## Listed entries:
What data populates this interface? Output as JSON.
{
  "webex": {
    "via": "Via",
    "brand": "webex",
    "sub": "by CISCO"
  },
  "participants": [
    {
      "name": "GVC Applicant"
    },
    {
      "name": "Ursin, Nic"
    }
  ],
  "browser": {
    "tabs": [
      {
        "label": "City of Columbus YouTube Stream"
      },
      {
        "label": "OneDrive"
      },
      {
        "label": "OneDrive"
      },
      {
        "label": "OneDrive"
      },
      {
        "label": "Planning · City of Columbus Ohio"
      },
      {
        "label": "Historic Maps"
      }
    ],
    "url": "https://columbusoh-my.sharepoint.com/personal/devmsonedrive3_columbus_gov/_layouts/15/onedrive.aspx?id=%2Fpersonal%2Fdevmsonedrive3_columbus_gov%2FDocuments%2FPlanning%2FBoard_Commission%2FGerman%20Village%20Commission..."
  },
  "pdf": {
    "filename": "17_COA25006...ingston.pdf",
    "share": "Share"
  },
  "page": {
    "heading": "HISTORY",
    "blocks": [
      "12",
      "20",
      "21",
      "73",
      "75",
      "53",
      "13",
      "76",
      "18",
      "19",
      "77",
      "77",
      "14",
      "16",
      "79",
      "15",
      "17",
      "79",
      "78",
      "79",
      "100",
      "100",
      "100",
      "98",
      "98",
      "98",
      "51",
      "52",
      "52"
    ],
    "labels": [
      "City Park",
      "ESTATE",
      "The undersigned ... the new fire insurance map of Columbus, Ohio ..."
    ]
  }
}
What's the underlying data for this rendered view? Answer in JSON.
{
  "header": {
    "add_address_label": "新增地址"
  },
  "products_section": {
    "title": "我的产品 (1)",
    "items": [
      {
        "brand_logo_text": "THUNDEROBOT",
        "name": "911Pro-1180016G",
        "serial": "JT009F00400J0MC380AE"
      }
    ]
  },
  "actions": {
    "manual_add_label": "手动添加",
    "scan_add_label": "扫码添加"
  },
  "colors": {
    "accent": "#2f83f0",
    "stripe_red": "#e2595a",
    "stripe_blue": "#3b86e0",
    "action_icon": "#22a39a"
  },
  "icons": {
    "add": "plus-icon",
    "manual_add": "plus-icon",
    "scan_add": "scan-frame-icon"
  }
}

## Short exercise:
Which lines run from the one containing "What's the underlying" to the end of the entries above? Quote exactly those, and only those.

## Result below:
What's the underlying data for this rendered view? Answer in JSON.
{
  "header": {
    "add_address_label": "新增地址"
  },
  "products_section": {
    "title": "我的产品 (1)",
    "items": [
      {
        "brand_logo_text": "THUNDEROBOT",
        "name": "911Pro-1180016G",
        "serial": "JT009F00400J0MC380AE"
      }
    ]
  },
  "actions": {
    "manual_add_label": "手动添加",
    "scan_add_label": "扫码添加"
  },
  "colors": {
    "accent": "#2f83f0",
    "stripe_red": "#e2595a",
    "stripe_blue": "#3b86e0",
    "action_icon": "#22a39a"
  },
  "icons": {
    "add": "plus-icon",
    "manual_add": "plus-icon",
    "scan_add": "scan-frame-icon"
  }
}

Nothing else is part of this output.